*OBJECTIVE*:
Copy out each line of the data that holds the word "Nombre".

*Entries from a dataset*:
"""
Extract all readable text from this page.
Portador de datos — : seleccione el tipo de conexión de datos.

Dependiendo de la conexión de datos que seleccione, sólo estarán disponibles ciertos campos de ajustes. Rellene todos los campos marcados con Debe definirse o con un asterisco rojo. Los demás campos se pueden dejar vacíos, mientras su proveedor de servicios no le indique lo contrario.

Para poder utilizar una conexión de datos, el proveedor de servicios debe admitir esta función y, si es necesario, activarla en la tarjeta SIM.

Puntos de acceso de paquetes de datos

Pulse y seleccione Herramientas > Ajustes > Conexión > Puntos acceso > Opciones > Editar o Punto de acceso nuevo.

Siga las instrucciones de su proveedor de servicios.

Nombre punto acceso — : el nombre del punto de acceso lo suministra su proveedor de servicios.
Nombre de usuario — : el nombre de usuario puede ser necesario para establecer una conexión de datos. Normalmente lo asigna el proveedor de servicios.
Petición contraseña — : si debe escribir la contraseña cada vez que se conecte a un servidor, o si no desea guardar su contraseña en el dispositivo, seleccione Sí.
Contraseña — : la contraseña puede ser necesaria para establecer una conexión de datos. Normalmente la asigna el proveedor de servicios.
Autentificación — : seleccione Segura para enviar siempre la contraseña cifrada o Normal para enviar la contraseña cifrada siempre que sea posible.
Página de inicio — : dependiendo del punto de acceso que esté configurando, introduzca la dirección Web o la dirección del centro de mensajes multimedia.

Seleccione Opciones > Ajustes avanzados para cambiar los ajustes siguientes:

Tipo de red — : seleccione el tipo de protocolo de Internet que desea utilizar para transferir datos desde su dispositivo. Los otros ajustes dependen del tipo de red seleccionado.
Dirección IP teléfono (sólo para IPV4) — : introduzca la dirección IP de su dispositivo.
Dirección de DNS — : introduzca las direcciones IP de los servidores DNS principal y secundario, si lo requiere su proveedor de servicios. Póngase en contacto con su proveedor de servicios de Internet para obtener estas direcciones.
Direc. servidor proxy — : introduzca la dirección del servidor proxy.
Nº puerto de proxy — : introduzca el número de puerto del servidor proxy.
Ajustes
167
"""
"""
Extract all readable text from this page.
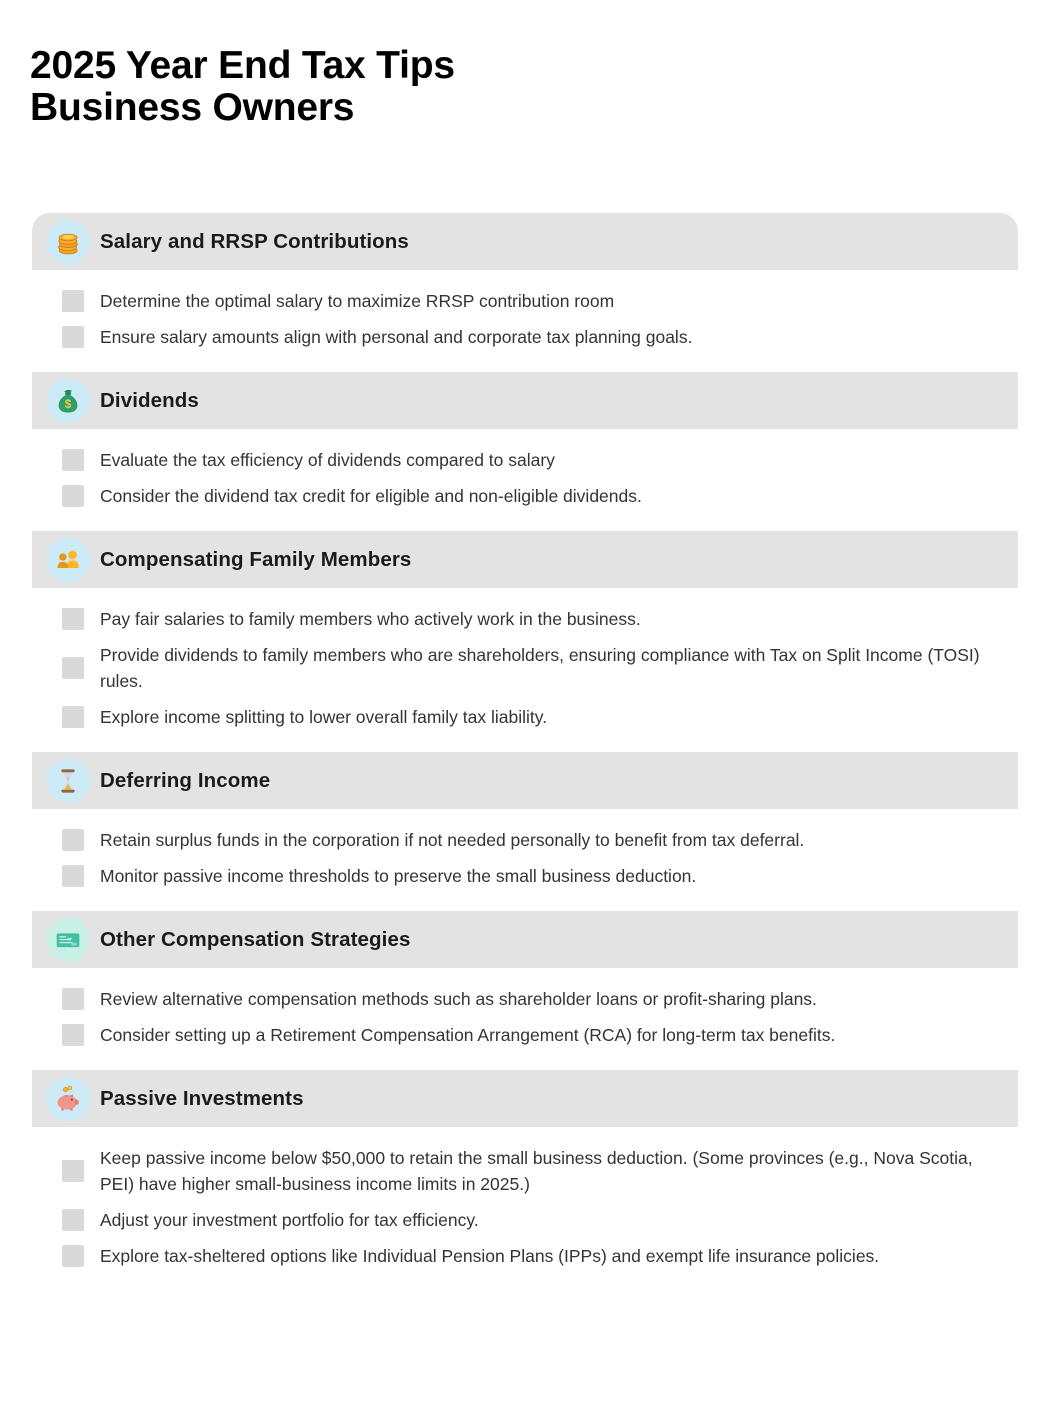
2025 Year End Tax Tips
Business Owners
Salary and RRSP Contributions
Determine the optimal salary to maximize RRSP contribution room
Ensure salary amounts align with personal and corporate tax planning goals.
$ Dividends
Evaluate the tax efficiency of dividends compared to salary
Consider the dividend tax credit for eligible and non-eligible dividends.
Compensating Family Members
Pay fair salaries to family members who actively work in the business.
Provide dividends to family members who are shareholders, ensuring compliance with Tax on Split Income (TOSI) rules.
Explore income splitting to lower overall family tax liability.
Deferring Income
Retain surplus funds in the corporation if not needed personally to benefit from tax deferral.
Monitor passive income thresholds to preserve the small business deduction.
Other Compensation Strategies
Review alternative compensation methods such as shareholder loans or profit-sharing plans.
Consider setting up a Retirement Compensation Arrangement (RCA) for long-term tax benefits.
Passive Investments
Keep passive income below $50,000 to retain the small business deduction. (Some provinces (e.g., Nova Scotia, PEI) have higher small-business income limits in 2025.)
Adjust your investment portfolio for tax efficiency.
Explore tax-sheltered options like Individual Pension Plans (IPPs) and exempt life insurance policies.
"""
*COMPLETED EXERCISE*:
Nombre punto acceso — : el nombre del punto de acceso lo suministra su proveedor de servicios.
Nombre de usuario — : el nombre de usuario puede ser necesario para establecer una conexión de datos. Normalmente lo asigna el proveedor de servicios.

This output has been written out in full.